### Supplied records

+===+

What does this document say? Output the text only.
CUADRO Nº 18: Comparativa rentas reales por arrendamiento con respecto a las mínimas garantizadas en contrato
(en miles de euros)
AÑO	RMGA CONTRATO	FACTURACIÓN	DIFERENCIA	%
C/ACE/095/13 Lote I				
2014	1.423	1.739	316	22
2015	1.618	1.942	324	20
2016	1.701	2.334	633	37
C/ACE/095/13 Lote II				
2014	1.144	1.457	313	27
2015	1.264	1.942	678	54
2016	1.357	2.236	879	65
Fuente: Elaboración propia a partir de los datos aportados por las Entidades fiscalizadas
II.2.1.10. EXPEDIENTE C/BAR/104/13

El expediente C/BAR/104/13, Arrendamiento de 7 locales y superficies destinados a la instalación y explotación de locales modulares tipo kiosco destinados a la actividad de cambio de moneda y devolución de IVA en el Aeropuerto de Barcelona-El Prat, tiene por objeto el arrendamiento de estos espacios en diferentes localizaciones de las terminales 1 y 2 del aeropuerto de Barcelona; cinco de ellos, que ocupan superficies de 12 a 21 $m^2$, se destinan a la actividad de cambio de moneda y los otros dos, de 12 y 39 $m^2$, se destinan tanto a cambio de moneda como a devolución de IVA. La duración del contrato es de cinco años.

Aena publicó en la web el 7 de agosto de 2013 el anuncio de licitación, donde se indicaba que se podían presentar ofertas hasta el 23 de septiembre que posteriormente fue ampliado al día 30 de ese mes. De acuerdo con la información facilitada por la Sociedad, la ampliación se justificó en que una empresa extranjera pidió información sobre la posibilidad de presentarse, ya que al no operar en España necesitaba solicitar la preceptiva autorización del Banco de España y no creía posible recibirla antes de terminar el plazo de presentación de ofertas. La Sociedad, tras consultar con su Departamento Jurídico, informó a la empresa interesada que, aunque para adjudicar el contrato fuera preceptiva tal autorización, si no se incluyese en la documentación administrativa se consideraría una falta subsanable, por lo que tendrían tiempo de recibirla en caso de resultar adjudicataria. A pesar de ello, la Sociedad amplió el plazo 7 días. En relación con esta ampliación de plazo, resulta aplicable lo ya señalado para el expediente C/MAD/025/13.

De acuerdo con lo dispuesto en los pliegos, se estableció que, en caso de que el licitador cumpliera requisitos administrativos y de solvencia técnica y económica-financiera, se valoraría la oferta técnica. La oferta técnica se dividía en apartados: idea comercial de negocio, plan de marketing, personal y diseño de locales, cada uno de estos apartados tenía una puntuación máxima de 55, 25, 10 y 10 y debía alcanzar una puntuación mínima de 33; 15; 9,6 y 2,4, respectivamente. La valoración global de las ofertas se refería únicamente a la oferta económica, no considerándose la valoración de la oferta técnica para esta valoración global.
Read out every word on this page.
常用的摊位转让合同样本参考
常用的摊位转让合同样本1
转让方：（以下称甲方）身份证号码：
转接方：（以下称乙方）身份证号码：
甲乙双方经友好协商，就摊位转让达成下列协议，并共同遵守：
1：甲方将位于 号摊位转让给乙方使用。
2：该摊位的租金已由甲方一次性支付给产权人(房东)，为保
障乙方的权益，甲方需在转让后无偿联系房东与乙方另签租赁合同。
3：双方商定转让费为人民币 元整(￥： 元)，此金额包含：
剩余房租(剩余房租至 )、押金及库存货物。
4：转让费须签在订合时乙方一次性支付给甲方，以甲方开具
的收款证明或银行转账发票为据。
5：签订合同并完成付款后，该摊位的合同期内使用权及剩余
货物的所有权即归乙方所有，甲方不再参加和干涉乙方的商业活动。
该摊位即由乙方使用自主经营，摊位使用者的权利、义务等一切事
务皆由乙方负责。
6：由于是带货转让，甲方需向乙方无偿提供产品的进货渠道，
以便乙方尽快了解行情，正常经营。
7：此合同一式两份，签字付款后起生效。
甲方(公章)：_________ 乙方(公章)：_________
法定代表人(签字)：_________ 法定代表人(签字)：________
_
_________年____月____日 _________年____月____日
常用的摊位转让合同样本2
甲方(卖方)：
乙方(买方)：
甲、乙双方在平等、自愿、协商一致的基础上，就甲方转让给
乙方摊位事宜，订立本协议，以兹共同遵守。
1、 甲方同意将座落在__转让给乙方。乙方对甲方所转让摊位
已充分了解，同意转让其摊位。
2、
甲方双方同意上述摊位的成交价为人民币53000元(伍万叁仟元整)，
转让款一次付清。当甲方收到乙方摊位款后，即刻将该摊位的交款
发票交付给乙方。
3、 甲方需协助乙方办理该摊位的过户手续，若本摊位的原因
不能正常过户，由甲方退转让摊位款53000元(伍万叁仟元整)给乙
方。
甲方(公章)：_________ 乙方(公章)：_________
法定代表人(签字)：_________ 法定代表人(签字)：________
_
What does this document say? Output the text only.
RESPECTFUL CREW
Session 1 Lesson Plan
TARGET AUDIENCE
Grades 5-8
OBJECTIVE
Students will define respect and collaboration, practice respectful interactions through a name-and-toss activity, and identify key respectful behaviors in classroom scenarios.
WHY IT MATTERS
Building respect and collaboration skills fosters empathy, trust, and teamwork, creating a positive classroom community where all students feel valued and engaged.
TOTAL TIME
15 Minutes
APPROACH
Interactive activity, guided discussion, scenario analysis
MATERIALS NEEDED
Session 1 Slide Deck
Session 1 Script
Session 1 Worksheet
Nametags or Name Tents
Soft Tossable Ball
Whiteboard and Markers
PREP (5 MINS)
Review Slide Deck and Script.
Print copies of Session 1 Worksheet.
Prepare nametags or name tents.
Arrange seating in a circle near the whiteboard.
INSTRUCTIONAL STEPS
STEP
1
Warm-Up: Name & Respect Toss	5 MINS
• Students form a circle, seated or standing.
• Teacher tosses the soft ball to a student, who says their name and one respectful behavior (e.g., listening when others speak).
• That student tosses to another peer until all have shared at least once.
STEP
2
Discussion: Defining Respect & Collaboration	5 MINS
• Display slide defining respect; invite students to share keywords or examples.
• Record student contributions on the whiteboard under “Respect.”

+===+

### What the task asks
Exactly as shown above, return every record.

### Solved exercise
What does this document say? Output the text only.
CUADRO Nº 18: Comparativa rentas reales por arrendamiento con respecto a las mínimas garantizadas en contrato
(en miles de euros)
AÑO	RMGA CONTRATO	FACTURACIÓN	DIFERENCIA	%
C/ACE/095/13 Lote I				
2014	1.423	1.739	316	22
2015	1.618	1.942	324	20
2016	1.701	2.334	633	37
C/ACE/095/13 Lote II				
2014	1.144	1.457	313	27
2015	1.264	1.942	678	54
2016	1.357	2.236	879	65
Fuente: Elaboración propia a partir de los datos aportados por las Entidades fiscalizadas
II.2.1.10. EXPEDIENTE C/BAR/104/13

El expediente C/BAR/104/13, Arrendamiento de 7 locales y superficies destinados a la instalación y explotación de locales modulares tipo kiosco destinados a la actividad de cambio de moneda y devolución de IVA en el Aeropuerto de Barcelona-El Prat, tiene por objeto el arrendamiento de estos espacios en diferentes localizaciones de las terminales 1 y 2 del aeropuerto de Barcelona; cinco de ellos, que ocupan superficies de 12 a 21 $m^2$, se destinan a la actividad de cambio de moneda y los otros dos, de 12 y 39 $m^2$, se destinan tanto a cambio de moneda como a devolución de IVA. La duración del contrato es de cinco años.

Aena publicó en la web el 7 de agosto de 2013 el anuncio de licitación, donde se indicaba que se podían presentar ofertas hasta el 23 de septiembre que posteriormente fue ampliado al día 30 de ese mes. De acuerdo con la información facilitada por la Sociedad, la ampliación se justificó en que una empresa extranjera pidió información sobre la posibilidad de presentarse, ya que al no operar en España necesitaba solicitar la preceptiva autorización del Banco de España y no creía posible recibirla antes de terminar el plazo de presentación de ofertas. La Sociedad, tras consultar con su Departamento Jurídico, informó a la empresa interesada que, aunque para adjudicar el contrato fuera preceptiva tal autorización, si no se incluyese en la documentación administrativa se consideraría una falta subsanable, por lo que tendrían tiempo de recibirla en caso de resultar adjudicataria. A pesar de ello, la Sociedad amplió el plazo 7 días. En relación con esta ampliación de plazo, resulta aplicable lo ya señalado para el expediente C/MAD/025/13.

De acuerdo con lo dispuesto en los pliegos, se estableció que, en caso de que el licitador cumpliera requisitos administrativos y de solvencia técnica y económica-financiera, se valoraría la oferta técnica. La oferta técnica se dividía en apartados: idea comercial de negocio, plan de marketing, personal y diseño de locales, cada uno de estos apartados tenía una puntuación máxima de 55, 25, 10 y 10 y debía alcanzar una puntuación mínima de 33; 15; 9,6 y 2,4, respectivamente. La valoración global de las ofertas se refería únicamente a la oferta económica, no considerándose la valoración de la oferta técnica para esta valoración global.
Read out every word on this page.
常用的摊位转让合同样本参考
常用的摊位转让合同样本1
转让方：（以下称甲方）身份证号码：
转接方：（以下称乙方）身份证号码：
甲乙双方经友好协商，就摊位转让达成下列协议，并共同遵守：
1：甲方将位于 号摊位转让给乙方使用。
2：该摊位的租金已由甲方一次性支付给产权人(房东)，为保
障乙方的权益，甲方需在转让后无偿联系房东与乙方另签租赁合同。
3：双方商定转让费为人民币 元整(￥： 元)，此金额包含：
剩余房租(剩余房租至 )、押金及库存货物。
4：转让费须签在订合时乙方一次性支付给甲方，以甲方开具
的收款证明或银行转账发票为据。
5：签订合同并完成付款后，该摊位的合同期内使用权及剩余
货物的所有权即归乙方所有，甲方不再参加和干涉乙方的商业活动。
该摊位即由乙方使用自主经营，摊位使用者的权利、义务等一切事
务皆由乙方负责。
6：由于是带货转让，甲方需向乙方无偿提供产品的进货渠道，
以便乙方尽快了解行情，正常经营。
7：此合同一式两份，签字付款后起生效。
甲方(公章)：_________ 乙方(公章)：_________
法定代表人(签字)：_________ 法定代表人(签字)：________
_
_________年____月____日 _________年____月____日
常用的摊位转让合同样本2
甲方(卖方)：
乙方(买方)：
甲、乙双方在平等、自愿、协商一致的基础上，就甲方转让给
乙方摊位事宜，订立本协议，以兹共同遵守。
1、 甲方同意将座落在__转让给乙方。乙方对甲方所转让摊位
已充分了解，同意转让其摊位。
2、
甲方双方同意上述摊位的成交价为人民币53000元(伍万叁仟元整)，
转让款一次付清。当甲方收到乙方摊位款后，即刻将该摊位的交款
发票交付给乙方。
3、 甲方需协助乙方办理该摊位的过户手续，若本摊位的原因
不能正常过户，由甲方退转让摊位款53000元(伍万叁仟元整)给乙
方。
甲方(公章)：_________ 乙方(公章)：_________
法定代表人(签字)：_________ 法定代表人(签字)：________
_
What does this document say? Output the text only.
RESPECTFUL CREW
Session 1 Lesson Plan
TARGET AUDIENCE
Grades 5-8
OBJECTIVE
Students will define respect and collaboration, practice respectful interactions through a name-and-toss activity, and identify key respectful behaviors in classroom scenarios.
WHY IT MATTERS
Building respect and collaboration skills fosters empathy, trust, and teamwork, creating a positive classroom community where all students feel valued and engaged.
TOTAL TIME
15 Minutes
APPROACH
Interactive activity, guided discussion, scenario analysis
MATERIALS NEEDED
Session 1 Slide Deck
Session 1 Script
Session 1 Worksheet
Nametags or Name Tents
Soft Tossable Ball
Whiteboard and Markers
PREP (5 MINS)
Review Slide Deck and Script.
Print copies of Session 1 Worksheet.
Prepare nametags or name tents.
Arrange seating in a circle near the whiteboard.
INSTRUCTIONAL STEPS
STEP
1
Warm-Up: Name & Respect Toss	5 MINS
• Students form a circle, seated or standing.
• Teacher tosses the soft ball to a student, who says their name and one respectful behavior (e.g., listening when others speak).
• That student tosses to another peer until all have shared at least once.
STEP
2
Discussion: Defining Respect & Collaboration	5 MINS
• Display slide defining respect; invite students to share keywords or examples.
• Record student contributions on the whiteboard under “Respect.”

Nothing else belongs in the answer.